[Collected data]

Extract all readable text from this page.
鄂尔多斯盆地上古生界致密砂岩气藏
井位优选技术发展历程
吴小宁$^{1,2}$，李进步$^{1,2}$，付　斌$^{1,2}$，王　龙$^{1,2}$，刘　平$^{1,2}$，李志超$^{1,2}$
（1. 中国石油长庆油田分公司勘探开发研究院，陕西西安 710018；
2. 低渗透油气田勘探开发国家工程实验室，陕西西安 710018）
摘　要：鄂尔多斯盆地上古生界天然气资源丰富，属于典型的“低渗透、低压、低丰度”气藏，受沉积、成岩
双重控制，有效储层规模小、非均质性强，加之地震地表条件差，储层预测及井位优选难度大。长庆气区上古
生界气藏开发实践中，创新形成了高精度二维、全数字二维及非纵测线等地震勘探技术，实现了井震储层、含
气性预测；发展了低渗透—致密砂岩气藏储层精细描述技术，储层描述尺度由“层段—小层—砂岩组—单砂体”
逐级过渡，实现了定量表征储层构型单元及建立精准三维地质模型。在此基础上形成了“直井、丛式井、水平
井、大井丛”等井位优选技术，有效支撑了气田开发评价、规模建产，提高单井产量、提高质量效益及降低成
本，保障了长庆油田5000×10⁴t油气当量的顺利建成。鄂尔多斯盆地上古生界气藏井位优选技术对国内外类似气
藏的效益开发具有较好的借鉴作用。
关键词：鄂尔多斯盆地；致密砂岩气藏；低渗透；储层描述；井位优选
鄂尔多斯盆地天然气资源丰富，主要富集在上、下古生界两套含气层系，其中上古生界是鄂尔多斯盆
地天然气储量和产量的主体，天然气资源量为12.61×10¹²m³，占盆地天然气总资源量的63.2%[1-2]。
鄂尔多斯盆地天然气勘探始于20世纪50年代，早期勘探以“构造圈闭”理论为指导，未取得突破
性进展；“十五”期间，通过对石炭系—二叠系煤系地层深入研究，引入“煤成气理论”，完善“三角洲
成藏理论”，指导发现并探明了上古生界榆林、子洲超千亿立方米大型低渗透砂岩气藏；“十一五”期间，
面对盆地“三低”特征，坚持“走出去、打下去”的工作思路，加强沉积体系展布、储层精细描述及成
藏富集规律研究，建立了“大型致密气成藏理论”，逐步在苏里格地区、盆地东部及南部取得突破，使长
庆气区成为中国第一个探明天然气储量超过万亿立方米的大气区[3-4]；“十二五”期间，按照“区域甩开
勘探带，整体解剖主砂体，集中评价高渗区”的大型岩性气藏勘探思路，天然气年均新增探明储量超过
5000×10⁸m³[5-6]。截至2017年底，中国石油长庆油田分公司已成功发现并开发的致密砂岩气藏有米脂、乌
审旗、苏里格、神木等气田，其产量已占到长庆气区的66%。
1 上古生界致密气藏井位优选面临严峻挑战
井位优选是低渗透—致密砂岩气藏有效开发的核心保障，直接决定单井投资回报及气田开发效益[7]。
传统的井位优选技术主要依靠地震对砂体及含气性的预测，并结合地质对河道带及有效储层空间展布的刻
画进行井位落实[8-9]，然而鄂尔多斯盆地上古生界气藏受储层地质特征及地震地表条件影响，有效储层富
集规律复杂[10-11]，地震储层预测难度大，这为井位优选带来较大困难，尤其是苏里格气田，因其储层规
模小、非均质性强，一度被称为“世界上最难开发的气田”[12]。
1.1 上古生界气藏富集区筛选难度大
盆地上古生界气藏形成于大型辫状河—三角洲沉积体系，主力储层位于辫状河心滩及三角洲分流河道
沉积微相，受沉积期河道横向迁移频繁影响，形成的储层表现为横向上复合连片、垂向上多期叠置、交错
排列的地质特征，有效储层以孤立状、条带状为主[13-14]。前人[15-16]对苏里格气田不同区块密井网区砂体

Request:
Give the records above again, word for word.

Final result:
Extract all readable text from this page.
鄂尔多斯盆地上古生界致密砂岩气藏
井位优选技术发展历程
吴小宁$^{1,2}$，李进步$^{1,2}$，付　斌$^{1,2}$，王　龙$^{1,2}$，刘　平$^{1,2}$，李志超$^{1,2}$
（1. 中国石油长庆油田分公司勘探开发研究院，陕西西安 710018；
2. 低渗透油气田勘探开发国家工程实验室，陕西西安 710018）
摘　要：鄂尔多斯盆地上古生界天然气资源丰富，属于典型的“低渗透、低压、低丰度”气藏，受沉积、成岩
双重控制，有效储层规模小、非均质性强，加之地震地表条件差，储层预测及井位优选难度大。长庆气区上古
生界气藏开发实践中，创新形成了高精度二维、全数字二维及非纵测线等地震勘探技术，实现了井震储层、含
气性预测；发展了低渗透—致密砂岩气藏储层精细描述技术，储层描述尺度由“层段—小层—砂岩组—单砂体”
逐级过渡，实现了定量表征储层构型单元及建立精准三维地质模型。在此基础上形成了“直井、丛式井、水平
井、大井丛”等井位优选技术，有效支撑了气田开发评价、规模建产，提高单井产量、提高质量效益及降低成
本，保障了长庆油田5000×10⁴t油气当量的顺利建成。鄂尔多斯盆地上古生界气藏井位优选技术对国内外类似气
藏的效益开发具有较好的借鉴作用。
关键词：鄂尔多斯盆地；致密砂岩气藏；低渗透；储层描述；井位优选
鄂尔多斯盆地天然气资源丰富，主要富集在上、下古生界两套含气层系，其中上古生界是鄂尔多斯盆
地天然气储量和产量的主体，天然气资源量为12.61×10¹²m³，占盆地天然气总资源量的63.2%[1-2]。
鄂尔多斯盆地天然气勘探始于20世纪50年代，早期勘探以“构造圈闭”理论为指导，未取得突破
性进展；“十五”期间，通过对石炭系—二叠系煤系地层深入研究，引入“煤成气理论”，完善“三角洲
成藏理论”，指导发现并探明了上古生界榆林、子洲超千亿立方米大型低渗透砂岩气藏；“十一五”期间，
面对盆地“三低”特征，坚持“走出去、打下去”的工作思路，加强沉积体系展布、储层精细描述及成
藏富集规律研究，建立了“大型致密气成藏理论”，逐步在苏里格地区、盆地东部及南部取得突破，使长
庆气区成为中国第一个探明天然气储量超过万亿立方米的大气区[3-4]；“十二五”期间，按照“区域甩开
勘探带，整体解剖主砂体，集中评价高渗区”的大型岩性气藏勘探思路，天然气年均新增探明储量超过
5000×10⁸m³[5-6]。截至2017年底，中国石油长庆油田分公司已成功发现并开发的致密砂岩气藏有米脂、乌
审旗、苏里格、神木等气田，其产量已占到长庆气区的66%。
1 上古生界致密气藏井位优选面临严峻挑战
井位优选是低渗透—致密砂岩气藏有效开发的核心保障，直接决定单井投资回报及气田开发效益[7]。
传统的井位优选技术主要依靠地震对砂体及含气性的预测，并结合地质对河道带及有效储层空间展布的刻
画进行井位落实[8-9]，然而鄂尔多斯盆地上古生界气藏受储层地质特征及地震地表条件影响，有效储层富
集规律复杂[10-11]，地震储层预测难度大，这为井位优选带来较大困难，尤其是苏里格气田，因其储层规
模小、非均质性强，一度被称为“世界上最难开发的气田”[12]。
1.1 上古生界气藏富集区筛选难度大
盆地上古生界气藏形成于大型辫状河—三角洲沉积体系，主力储层位于辫状河心滩及三角洲分流河道
沉积微相，受沉积期河道横向迁移频繁影响，形成的储层表现为横向上复合连片、垂向上多期叠置、交错
排列的地质特征，有效储层以孤立状、条带状为主[13-14]。前人[15-16]对苏里格气田不同区块密井网区砂体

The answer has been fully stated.